◆ RAW RECORDS:
▼

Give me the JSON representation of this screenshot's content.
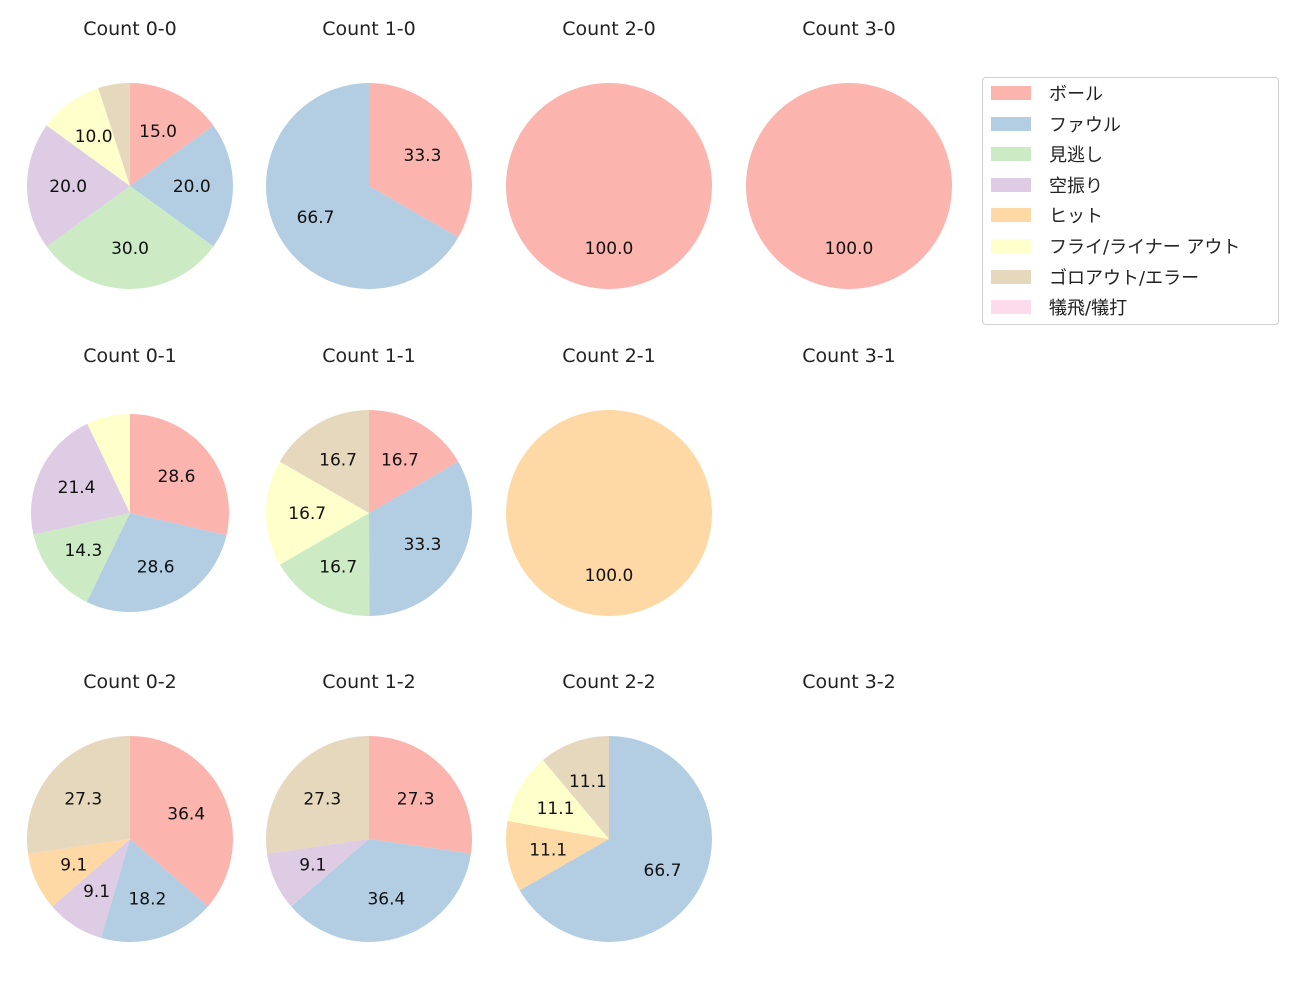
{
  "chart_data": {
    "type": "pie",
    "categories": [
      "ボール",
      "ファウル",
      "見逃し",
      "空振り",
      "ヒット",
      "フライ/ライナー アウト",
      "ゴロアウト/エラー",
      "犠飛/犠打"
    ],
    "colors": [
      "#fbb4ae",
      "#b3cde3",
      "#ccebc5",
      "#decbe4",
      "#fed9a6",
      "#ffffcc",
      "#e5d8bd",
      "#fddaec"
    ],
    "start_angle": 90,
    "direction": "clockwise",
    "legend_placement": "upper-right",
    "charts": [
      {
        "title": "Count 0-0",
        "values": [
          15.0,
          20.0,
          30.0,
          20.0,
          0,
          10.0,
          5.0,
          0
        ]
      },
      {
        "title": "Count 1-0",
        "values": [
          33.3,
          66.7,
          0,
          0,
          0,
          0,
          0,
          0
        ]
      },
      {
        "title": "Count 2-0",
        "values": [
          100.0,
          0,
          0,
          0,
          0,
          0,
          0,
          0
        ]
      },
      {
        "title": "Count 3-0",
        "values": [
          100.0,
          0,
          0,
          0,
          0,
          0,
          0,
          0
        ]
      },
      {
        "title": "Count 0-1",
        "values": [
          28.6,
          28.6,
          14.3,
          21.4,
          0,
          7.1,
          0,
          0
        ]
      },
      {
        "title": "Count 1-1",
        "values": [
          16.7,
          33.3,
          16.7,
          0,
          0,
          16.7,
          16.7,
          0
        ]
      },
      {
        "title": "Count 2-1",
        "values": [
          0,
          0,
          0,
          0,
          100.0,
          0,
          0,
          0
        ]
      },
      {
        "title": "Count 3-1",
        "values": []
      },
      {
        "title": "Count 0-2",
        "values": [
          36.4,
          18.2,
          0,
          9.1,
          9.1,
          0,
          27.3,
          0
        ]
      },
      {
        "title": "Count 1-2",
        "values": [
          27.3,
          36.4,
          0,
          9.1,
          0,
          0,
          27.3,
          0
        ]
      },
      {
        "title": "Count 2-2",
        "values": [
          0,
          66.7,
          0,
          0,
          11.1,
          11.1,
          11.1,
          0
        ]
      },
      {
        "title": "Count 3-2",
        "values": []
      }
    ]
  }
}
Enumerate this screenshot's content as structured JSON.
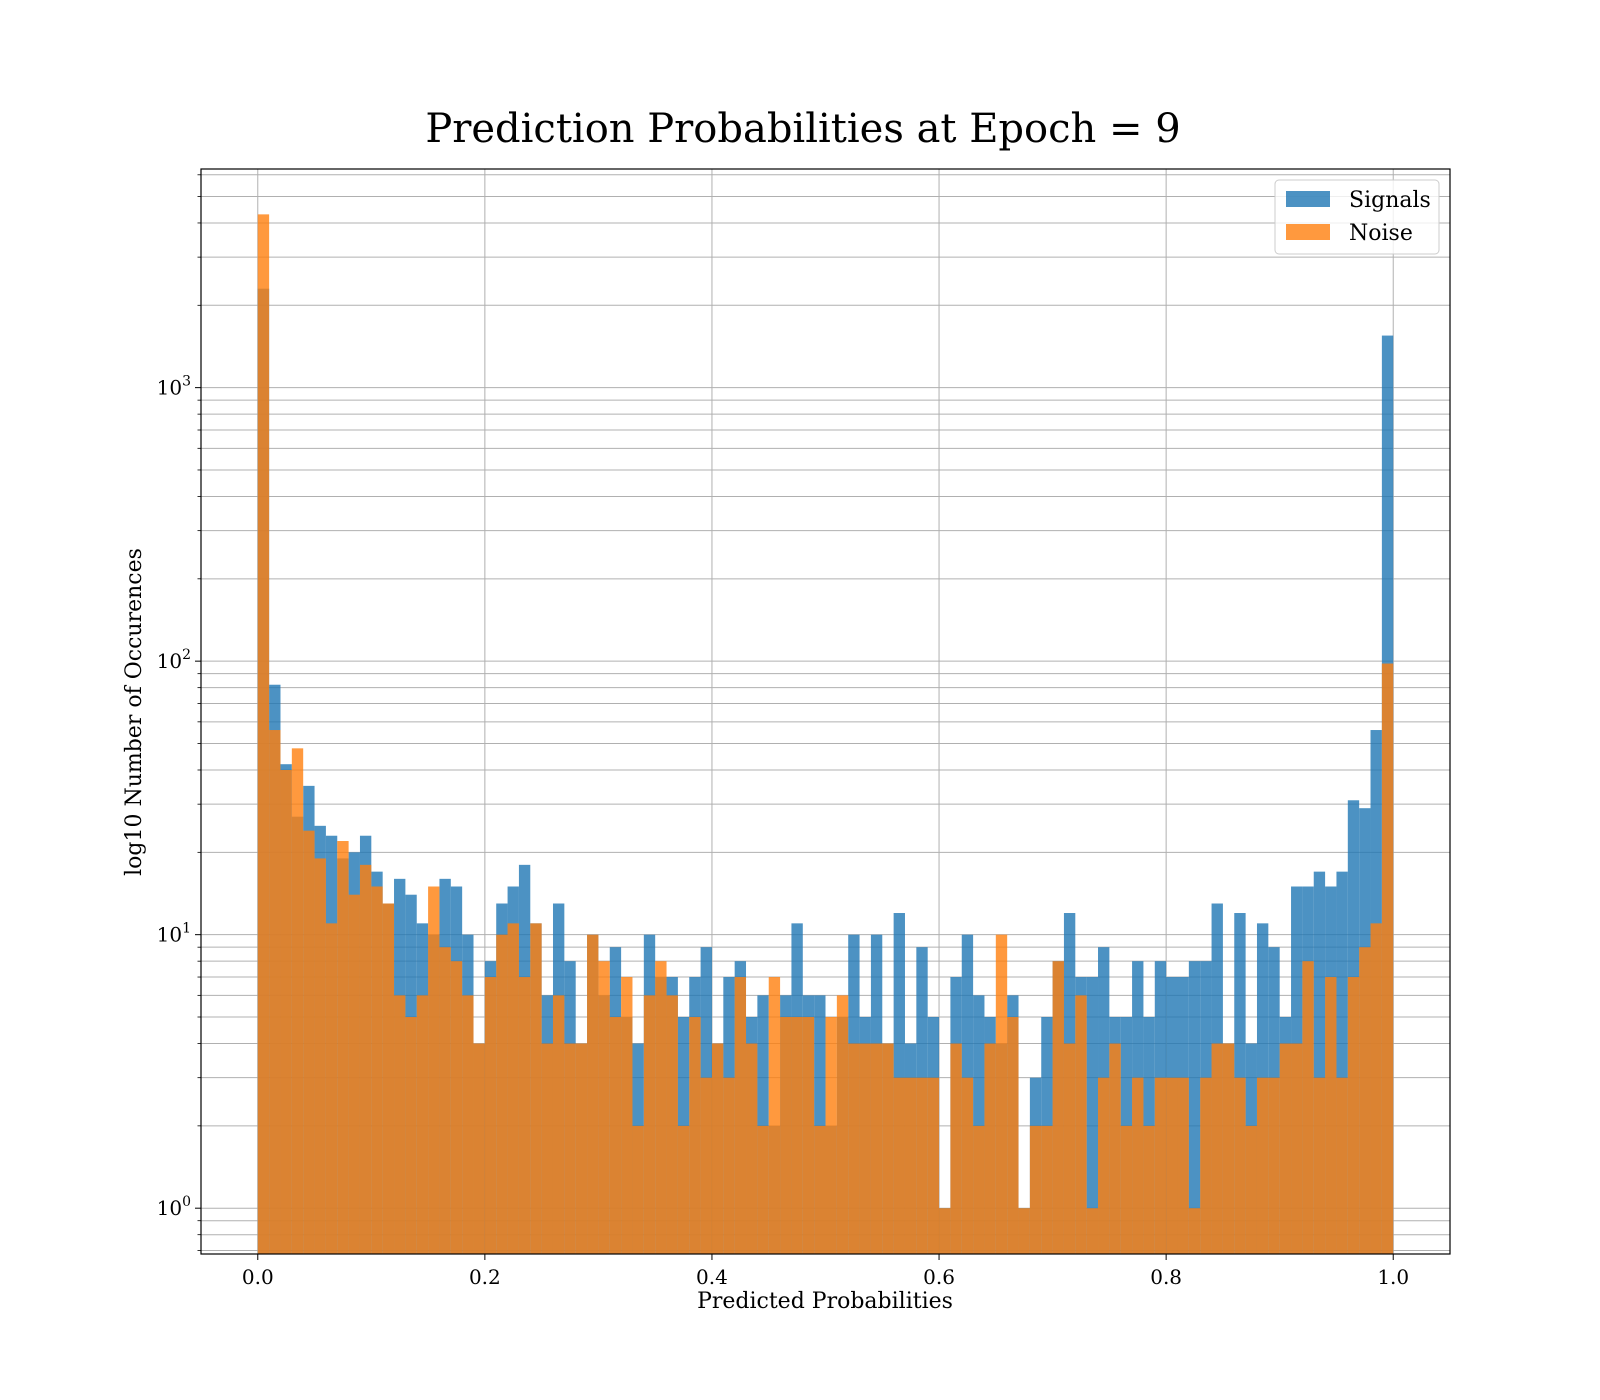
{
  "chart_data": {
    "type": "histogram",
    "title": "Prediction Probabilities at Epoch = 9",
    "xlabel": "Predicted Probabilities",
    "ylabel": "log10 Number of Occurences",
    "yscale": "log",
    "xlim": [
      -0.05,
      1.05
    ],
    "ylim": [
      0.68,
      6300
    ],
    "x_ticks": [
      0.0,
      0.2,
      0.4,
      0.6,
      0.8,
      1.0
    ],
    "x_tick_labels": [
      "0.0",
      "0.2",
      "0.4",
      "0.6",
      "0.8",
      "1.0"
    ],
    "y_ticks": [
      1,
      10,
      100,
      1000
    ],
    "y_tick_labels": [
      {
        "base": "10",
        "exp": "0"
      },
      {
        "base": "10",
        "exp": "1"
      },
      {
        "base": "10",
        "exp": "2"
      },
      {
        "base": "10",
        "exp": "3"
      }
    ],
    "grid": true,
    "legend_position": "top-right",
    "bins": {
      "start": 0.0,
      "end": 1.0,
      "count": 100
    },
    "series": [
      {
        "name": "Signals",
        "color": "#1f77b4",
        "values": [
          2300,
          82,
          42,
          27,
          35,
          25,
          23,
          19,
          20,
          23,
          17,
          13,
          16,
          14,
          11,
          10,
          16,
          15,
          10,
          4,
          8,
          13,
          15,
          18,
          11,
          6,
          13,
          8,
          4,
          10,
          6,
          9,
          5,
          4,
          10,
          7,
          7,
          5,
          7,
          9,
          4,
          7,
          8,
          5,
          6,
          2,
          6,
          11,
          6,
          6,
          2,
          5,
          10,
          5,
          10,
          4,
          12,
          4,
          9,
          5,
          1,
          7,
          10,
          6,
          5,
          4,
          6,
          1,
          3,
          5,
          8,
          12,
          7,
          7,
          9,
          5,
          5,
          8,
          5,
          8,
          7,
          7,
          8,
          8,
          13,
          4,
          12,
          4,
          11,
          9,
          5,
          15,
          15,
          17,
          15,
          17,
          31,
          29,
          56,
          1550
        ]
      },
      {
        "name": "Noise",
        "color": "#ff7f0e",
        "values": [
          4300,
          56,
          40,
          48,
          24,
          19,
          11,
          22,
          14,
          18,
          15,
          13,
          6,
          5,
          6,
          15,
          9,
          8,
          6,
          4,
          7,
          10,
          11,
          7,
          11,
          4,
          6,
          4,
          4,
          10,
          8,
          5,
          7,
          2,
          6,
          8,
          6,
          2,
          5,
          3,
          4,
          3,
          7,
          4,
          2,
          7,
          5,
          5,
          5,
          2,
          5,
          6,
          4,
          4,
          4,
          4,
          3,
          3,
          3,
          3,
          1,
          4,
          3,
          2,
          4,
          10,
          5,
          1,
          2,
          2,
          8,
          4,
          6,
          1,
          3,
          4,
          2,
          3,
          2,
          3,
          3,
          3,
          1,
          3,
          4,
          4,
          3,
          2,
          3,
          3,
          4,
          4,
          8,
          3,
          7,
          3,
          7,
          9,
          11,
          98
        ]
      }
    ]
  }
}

▲

◆ TASK DESCRIPTION:
Each record above must be returned exactly as written, with its pictures omitted.

◆ EXERCISE ANSWER:
Give me the JSON representation of this screenshot's content.
{
  "chart_data": {
    "type": "pie",
    "categories": [
      "ボール",
      "ファウル",
      "見逃し",
      "空振り",
      "ヒット",
      "フライ/ライナー アウト",
      "ゴロアウト/エラー",
      "犠飛/犠打"
    ],
    "colors": [
      "#fbb4ae",
      "#b3cde3",
      "#ccebc5",
      "#decbe4",
      "#fed9a6",
      "#ffffcc",
      "#e5d8bd",
      "#fddaec"
    ],
    "start_angle": 90,
    "direction": "clockwise",
    "legend_placement": "upper-right",
    "charts": [
      {
        "title": "Count 0-0",
        "values": [
          15.0,
          20.0,
          30.0,
          20.0,
          0,
          10.0,
          5.0,
          0
        ]
      },
      {
        "title": "Count 1-0",
        "values": [
          33.3,
          66.7,
          0,
          0,
          0,
          0,
          0,
          0
        ]
      },
      {
        "title": "Count 2-0",
        "values": [
          100.0,
          0,
          0,
          0,
          0,
          0,
          0,
          0
        ]
      },
      {
        "title": "Count 3-0",
        "values": [
          100.0,
          0,
          0,
          0,
          0,
          0,
          0,
          0
        ]
      },
      {
        "title": "Count 0-1",
        "values": [
          28.6,
          28.6,
          14.3,
          21.4,
          0,
          7.1,
          0,
          0
        ]
      },
      {
        "title": "Count 1-1",
        "values": [
          16.7,
          33.3,
          16.7,
          0,
          0,
          16.7,
          16.7,
          0
        ]
      },
      {
        "title": "Count 2-1",
        "values": [
          0,
          0,
          0,
          0,
          100.0,
          0,
          0,
          0
        ]
      },
      {
        "title": "Count 3-1",
        "values": []
      },
      {
        "title": "Count 0-2",
        "values": [
          36.4,
          18.2,
          0,
          9.1,
          9.1,
          0,
          27.3,
          0
        ]
      },
      {
        "title": "Count 1-2",
        "values": [
          27.3,
          36.4,
          0,
          9.1,
          0,
          0,
          27.3,
          0
        ]
      },
      {
        "title": "Count 2-2",
        "values": [
          0,
          66.7,
          0,
          0,
          11.1,
          11.1,
          11.1,
          0
        ]
      },
      {
        "title": "Count 3-2",
        "values": []
      }
    ]
  }
}
Enumerate this screenshot's content as structured JSON.
{
  "chart_data": {
    "type": "histogram",
    "title": "Prediction Probabilities at Epoch = 9",
    "xlabel": "Predicted Probabilities",
    "ylabel": "log10 Number of Occurences",
    "yscale": "log",
    "xlim": [
      -0.05,
      1.05
    ],
    "ylim": [
      0.68,
      6300
    ],
    "x_ticks": [
      0.0,
      0.2,
      0.4,
      0.6,
      0.8,
      1.0
    ],
    "x_tick_labels": [
      "0.0",
      "0.2",
      "0.4",
      "0.6",
      "0.8",
      "1.0"
    ],
    "y_ticks": [
      1,
      10,
      100,
      1000
    ],
    "y_tick_labels": [
      {
        "base": "10",
        "exp": "0"
      },
      {
        "base": "10",
        "exp": "1"
      },
      {
        "base": "10",
        "exp": "2"
      },
      {
        "base": "10",
        "exp": "3"
      }
    ],
    "grid": true,
    "legend_position": "top-right",
    "bins": {
      "start": 0.0,
      "end": 1.0,
      "count": 100
    },
    "series": [
      {
        "name": "Signals",
        "color": "#1f77b4",
        "values": [
          2300,
          82,
          42,
          27,
          35,
          25,
          23,
          19,
          20,
          23,
          17,
          13,
          16,
          14,
          11,
          10,
          16,
          15,
          10,
          4,
          8,
          13,
          15,
          18,
          11,
          6,
          13,
          8,
          4,
          10,
          6,
          9,
          5,
          4,
          10,
          7,
          7,
          5,
          7,
          9,
          4,
          7,
          8,
          5,
          6,
          2,
          6,
          11,
          6,
          6,
          2,
          5,
          10,
          5,
          10,
          4,
          12,
          4,
          9,
          5,
          1,
          7,
          10,
          6,
          5,
          4,
          6,
          1,
          3,
          5,
          8,
          12,
          7,
          7,
          9,
          5,
          5,
          8,
          5,
          8,
          7,
          7,
          8,
          8,
          13,
          4,
          12,
          4,
          11,
          9,
          5,
          15,
          15,
          17,
          15,
          17,
          31,
          29,
          56,
          1550
        ]
      },
      {
        "name": "Noise",
        "color": "#ff7f0e",
        "values": [
          4300,
          56,
          40,
          48,
          24,
          19,
          11,
          22,
          14,
          18,
          15,
          13,
          6,
          5,
          6,
          15,
          9,
          8,
          6,
          4,
          7,
          10,
          11,
          7,
          11,
          4,
          6,
          4,
          4,
          10,
          8,
          5,
          7,
          2,
          6,
          8,
          6,
          2,
          5,
          3,
          4,
          3,
          7,
          4,
          2,
          7,
          5,
          5,
          5,
          2,
          5,
          6,
          4,
          4,
          4,
          4,
          3,
          3,
          3,
          3,
          1,
          4,
          3,
          2,
          4,
          10,
          5,
          1,
          2,
          2,
          8,
          4,
          6,
          1,
          3,
          4,
          2,
          3,
          2,
          3,
          3,
          3,
          1,
          3,
          4,
          4,
          3,
          2,
          3,
          3,
          4,
          4,
          8,
          3,
          7,
          3,
          7,
          9,
          11,
          98
        ]
      }
    ]
  }
}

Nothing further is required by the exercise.